Aim: Scan the entries below for the word "ylabel". Copy each line that has it.

Material to process:

***

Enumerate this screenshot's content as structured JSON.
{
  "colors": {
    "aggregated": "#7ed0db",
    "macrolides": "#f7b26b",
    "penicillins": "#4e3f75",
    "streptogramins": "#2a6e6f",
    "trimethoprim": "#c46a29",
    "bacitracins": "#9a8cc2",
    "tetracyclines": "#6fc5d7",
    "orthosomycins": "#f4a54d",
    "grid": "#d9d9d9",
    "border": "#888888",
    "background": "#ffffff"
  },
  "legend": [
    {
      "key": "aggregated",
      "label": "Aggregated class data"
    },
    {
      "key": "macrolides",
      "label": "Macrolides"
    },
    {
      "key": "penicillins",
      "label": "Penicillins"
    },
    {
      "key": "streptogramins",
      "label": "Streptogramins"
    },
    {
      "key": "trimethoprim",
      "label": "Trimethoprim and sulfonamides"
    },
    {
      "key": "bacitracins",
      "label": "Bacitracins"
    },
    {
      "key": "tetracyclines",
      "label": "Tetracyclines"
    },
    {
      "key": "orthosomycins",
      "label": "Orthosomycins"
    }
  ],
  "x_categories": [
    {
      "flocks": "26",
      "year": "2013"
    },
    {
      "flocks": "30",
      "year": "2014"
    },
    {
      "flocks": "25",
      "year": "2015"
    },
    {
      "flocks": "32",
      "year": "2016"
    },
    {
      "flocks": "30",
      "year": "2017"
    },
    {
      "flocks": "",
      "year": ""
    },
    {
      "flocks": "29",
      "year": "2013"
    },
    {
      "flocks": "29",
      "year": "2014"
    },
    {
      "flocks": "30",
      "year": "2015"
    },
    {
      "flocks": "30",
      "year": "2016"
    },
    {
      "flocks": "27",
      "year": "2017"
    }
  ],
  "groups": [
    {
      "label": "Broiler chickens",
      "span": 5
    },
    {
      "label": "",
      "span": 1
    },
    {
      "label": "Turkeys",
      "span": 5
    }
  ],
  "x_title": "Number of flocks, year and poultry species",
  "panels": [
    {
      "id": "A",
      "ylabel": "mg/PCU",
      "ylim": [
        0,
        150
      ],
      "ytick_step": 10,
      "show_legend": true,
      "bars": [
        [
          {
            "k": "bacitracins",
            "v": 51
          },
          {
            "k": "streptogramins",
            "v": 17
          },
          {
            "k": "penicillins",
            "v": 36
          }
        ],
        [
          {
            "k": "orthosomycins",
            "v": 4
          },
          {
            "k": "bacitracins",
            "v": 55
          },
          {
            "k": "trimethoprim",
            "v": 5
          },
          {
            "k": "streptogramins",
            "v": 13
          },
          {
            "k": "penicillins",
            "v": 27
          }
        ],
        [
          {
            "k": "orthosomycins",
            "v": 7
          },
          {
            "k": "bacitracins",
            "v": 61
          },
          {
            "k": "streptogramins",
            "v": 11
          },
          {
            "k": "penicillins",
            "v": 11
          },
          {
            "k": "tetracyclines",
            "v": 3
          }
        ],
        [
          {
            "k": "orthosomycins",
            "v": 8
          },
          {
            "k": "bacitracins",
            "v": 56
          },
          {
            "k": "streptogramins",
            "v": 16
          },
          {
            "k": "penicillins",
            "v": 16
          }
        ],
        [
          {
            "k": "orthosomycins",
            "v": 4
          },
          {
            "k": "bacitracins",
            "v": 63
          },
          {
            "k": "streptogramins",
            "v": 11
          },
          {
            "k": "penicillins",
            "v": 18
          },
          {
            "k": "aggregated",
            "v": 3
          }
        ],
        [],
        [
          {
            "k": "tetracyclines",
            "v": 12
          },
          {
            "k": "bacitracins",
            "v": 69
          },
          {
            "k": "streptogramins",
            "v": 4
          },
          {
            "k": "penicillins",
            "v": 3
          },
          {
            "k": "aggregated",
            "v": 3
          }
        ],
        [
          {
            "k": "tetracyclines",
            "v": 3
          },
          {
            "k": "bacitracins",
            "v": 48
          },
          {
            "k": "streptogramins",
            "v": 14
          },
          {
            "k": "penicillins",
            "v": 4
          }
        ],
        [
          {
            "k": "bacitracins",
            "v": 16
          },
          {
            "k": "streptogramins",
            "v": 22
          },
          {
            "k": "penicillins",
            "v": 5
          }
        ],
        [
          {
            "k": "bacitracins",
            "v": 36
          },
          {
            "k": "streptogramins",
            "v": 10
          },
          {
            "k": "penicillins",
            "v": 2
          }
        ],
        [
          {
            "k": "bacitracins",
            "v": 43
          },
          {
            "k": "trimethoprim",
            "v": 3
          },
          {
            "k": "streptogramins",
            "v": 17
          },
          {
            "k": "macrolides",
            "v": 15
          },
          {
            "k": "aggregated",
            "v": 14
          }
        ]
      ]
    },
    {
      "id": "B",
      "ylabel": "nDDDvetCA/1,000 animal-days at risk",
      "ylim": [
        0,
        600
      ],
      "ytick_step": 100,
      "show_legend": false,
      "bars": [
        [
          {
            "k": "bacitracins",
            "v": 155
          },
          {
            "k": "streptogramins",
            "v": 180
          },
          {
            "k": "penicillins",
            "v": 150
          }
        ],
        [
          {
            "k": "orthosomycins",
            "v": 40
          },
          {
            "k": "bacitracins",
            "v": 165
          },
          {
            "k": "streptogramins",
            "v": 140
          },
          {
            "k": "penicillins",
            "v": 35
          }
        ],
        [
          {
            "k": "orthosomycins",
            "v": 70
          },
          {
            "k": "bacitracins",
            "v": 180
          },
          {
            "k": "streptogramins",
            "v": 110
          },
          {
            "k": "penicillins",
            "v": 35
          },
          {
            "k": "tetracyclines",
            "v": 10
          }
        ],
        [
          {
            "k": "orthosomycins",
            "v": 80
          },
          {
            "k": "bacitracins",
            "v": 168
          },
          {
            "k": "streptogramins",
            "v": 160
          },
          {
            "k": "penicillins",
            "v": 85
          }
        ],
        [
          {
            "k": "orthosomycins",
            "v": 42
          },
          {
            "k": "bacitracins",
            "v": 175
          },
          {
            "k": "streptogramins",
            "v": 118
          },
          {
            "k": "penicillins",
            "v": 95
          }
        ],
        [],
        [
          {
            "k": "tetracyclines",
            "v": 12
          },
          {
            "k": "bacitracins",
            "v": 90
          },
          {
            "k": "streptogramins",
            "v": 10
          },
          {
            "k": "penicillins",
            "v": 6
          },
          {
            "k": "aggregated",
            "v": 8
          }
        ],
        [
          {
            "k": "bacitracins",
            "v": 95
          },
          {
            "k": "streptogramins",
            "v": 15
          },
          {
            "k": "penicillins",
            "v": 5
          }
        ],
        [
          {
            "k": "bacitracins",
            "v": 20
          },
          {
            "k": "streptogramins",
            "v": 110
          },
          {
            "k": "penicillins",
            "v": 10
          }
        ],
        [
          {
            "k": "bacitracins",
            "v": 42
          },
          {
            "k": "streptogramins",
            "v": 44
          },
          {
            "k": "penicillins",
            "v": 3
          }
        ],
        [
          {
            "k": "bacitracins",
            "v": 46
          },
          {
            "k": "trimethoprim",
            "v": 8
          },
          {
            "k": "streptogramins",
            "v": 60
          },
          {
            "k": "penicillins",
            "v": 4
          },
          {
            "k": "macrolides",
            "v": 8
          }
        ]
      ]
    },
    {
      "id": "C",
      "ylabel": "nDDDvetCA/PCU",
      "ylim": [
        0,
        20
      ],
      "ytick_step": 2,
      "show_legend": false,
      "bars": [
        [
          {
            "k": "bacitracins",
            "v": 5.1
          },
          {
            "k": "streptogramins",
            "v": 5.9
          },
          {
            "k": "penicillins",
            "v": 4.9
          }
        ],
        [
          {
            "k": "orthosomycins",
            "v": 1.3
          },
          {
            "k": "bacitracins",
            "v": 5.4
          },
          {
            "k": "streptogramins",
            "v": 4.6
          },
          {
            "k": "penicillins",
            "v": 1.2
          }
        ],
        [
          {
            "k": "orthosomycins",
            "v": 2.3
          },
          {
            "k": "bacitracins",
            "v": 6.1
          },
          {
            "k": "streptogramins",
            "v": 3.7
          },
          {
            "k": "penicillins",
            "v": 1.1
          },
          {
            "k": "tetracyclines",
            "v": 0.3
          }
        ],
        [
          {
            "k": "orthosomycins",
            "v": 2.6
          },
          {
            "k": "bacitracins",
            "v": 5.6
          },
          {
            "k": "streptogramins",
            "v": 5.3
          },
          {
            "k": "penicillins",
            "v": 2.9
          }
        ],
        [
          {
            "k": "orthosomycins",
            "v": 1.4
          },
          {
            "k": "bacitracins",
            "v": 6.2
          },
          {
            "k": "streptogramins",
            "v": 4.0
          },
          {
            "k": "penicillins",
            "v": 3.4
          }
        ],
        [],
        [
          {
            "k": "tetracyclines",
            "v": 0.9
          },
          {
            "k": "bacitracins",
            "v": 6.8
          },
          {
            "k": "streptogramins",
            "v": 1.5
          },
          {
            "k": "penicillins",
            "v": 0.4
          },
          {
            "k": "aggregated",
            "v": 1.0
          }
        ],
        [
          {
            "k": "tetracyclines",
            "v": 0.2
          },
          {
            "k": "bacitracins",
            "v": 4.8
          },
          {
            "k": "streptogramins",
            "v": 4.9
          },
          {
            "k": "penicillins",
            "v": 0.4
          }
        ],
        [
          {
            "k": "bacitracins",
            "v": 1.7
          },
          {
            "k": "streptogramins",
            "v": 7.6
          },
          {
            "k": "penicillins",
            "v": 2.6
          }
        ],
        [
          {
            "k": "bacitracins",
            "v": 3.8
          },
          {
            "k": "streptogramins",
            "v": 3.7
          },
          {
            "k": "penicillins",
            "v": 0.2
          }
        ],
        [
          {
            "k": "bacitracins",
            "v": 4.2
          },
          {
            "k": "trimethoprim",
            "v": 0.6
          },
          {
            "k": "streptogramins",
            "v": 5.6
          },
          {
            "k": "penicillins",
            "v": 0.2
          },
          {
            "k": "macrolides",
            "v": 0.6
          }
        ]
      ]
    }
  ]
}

***

Answer to this exercise:
      "ylabel": "mg/PCU",
      "ylabel": "nDDDvetCA/1,000 animal-days at risk",
      "ylabel": "nDDDvetCA/PCU",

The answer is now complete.